** start of Records supplied **
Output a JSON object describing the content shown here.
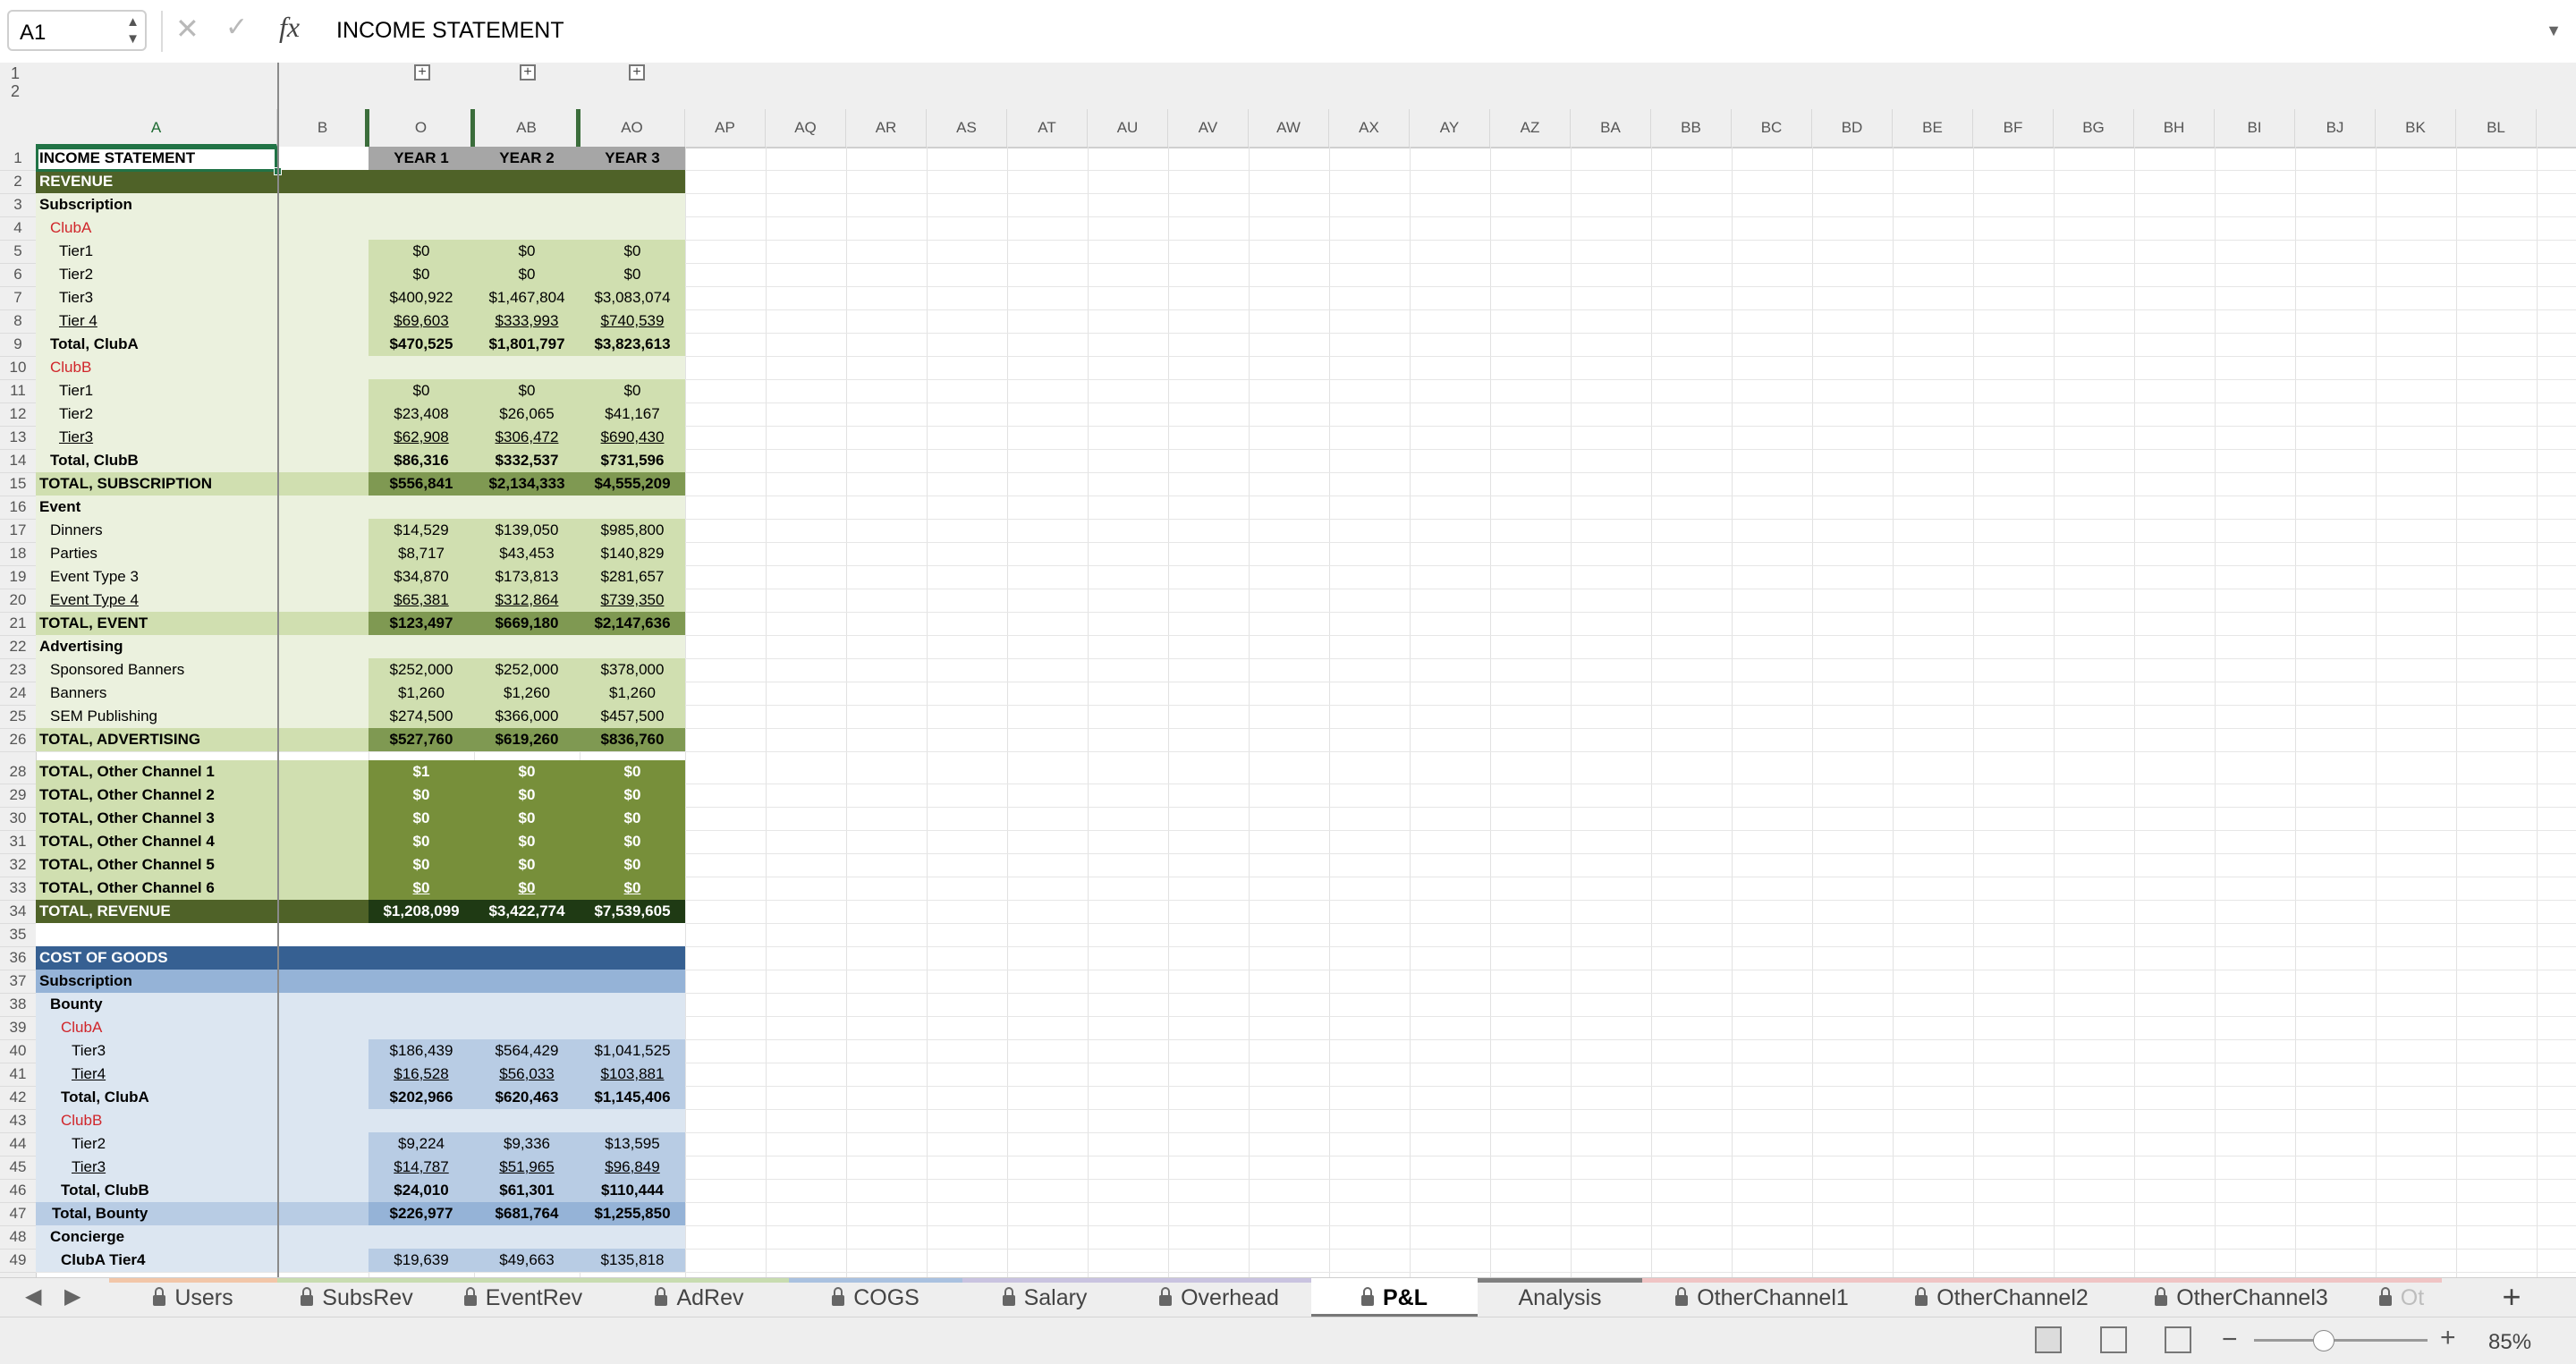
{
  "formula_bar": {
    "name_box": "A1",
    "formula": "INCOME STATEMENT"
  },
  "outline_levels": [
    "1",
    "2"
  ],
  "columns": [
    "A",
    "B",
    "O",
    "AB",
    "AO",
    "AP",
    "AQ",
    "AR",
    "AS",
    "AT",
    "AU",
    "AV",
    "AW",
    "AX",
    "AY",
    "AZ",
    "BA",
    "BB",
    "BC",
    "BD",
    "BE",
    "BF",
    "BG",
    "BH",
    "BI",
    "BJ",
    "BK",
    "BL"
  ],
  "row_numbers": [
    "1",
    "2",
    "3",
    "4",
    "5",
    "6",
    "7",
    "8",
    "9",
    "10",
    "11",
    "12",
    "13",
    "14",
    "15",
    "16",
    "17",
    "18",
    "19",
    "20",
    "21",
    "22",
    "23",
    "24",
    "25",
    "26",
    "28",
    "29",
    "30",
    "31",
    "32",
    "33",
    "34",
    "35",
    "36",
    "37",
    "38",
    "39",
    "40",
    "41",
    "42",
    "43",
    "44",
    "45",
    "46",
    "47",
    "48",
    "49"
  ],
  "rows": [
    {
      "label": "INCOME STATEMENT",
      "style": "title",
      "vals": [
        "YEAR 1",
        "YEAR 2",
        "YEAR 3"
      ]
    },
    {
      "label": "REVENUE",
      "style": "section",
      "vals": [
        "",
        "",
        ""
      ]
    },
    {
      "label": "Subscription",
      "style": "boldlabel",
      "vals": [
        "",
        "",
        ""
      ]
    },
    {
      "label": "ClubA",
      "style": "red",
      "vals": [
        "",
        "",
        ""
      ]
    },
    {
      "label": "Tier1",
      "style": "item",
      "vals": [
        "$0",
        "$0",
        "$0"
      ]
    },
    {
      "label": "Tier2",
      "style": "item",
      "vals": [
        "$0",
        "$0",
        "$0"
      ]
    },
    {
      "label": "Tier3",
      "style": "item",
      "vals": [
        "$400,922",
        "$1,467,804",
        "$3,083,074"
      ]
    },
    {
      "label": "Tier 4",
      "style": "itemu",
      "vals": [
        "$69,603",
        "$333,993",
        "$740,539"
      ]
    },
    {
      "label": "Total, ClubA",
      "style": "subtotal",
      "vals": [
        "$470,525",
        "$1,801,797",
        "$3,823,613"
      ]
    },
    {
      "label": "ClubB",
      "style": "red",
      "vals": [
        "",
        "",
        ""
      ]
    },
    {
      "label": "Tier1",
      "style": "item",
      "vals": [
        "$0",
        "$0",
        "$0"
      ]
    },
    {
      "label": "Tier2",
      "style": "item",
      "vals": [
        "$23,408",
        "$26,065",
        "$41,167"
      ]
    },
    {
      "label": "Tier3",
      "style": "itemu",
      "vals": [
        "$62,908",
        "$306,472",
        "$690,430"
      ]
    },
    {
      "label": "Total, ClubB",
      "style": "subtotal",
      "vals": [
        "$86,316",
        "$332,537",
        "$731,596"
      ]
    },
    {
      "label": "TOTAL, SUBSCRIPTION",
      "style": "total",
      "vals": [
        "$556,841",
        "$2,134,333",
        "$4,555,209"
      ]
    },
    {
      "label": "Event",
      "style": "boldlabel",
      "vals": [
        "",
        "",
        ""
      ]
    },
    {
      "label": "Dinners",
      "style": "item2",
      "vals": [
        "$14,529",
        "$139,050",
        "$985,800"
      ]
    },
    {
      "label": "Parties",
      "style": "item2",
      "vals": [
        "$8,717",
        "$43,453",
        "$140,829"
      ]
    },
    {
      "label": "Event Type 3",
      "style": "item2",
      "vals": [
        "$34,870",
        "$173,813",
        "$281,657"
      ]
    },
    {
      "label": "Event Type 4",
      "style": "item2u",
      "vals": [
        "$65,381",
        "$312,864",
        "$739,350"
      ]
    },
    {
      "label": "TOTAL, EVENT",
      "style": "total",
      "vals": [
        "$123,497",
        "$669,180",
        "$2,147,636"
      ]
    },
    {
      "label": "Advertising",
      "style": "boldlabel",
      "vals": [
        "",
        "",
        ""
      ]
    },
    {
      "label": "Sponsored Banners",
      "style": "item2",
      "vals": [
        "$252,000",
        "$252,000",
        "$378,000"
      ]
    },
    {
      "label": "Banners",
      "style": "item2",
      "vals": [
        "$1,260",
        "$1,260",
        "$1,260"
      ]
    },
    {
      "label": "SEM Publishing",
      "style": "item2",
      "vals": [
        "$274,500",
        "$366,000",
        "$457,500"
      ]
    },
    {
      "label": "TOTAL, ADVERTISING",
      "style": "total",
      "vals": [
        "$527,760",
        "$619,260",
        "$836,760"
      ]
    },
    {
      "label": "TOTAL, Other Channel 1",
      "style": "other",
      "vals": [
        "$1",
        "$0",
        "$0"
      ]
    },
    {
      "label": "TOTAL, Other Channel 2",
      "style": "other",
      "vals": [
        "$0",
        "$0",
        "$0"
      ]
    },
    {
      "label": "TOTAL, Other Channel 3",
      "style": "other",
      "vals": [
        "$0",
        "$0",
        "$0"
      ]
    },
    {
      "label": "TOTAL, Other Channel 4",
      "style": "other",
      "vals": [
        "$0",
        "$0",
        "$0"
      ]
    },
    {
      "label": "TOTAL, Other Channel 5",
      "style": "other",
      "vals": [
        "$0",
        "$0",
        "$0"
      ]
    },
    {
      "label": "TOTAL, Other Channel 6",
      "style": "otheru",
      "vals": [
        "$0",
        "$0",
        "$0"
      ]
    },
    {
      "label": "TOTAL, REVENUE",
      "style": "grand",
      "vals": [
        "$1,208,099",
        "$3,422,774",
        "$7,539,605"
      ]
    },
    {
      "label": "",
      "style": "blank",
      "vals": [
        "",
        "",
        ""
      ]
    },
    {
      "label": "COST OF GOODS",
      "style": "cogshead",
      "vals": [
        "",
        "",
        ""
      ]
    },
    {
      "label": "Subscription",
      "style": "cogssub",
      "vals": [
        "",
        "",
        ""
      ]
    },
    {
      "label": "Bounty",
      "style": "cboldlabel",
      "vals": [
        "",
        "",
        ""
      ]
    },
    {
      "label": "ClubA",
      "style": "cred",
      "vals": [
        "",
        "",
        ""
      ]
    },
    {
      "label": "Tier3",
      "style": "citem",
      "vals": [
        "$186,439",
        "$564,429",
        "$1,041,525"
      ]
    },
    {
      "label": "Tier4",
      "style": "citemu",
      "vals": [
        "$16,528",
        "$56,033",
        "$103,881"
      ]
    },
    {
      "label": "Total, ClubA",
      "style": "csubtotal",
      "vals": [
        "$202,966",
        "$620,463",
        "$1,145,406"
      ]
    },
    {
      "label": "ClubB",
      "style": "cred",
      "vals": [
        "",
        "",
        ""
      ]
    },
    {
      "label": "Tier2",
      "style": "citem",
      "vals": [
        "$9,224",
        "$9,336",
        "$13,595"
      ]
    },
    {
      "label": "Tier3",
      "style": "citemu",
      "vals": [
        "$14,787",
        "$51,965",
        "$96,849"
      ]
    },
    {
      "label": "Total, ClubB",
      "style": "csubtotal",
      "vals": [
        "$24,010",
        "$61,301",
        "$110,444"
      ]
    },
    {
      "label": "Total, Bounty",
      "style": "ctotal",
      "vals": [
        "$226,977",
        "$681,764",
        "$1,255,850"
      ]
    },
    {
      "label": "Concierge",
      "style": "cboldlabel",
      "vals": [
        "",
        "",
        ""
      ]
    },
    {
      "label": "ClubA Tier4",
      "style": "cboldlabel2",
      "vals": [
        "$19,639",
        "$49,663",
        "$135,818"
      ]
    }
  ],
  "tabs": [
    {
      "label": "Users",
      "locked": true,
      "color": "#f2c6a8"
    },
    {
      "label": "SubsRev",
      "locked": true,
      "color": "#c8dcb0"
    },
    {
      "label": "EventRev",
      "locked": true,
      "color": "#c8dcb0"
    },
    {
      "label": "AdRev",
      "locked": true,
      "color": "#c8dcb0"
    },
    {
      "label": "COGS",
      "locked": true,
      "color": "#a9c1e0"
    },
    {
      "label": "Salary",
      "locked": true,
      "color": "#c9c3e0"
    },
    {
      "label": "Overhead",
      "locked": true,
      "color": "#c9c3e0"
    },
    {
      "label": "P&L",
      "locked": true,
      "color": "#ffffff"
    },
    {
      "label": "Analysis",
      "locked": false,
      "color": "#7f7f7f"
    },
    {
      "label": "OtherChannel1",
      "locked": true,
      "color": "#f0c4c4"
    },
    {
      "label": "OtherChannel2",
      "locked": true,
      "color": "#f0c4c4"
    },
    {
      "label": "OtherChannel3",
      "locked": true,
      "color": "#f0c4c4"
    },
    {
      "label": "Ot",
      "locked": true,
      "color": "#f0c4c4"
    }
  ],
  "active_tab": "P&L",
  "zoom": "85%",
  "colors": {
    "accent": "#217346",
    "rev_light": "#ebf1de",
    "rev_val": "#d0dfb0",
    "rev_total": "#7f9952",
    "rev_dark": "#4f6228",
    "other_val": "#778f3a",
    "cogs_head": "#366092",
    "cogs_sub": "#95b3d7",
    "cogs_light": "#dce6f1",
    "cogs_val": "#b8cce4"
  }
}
** end of Records supplied **
**What the task requires**.
Choose all lines containing the string "Banners" and copy them out.

**Result**.
      "label": "Sponsored Banners",
      "label": "Banners",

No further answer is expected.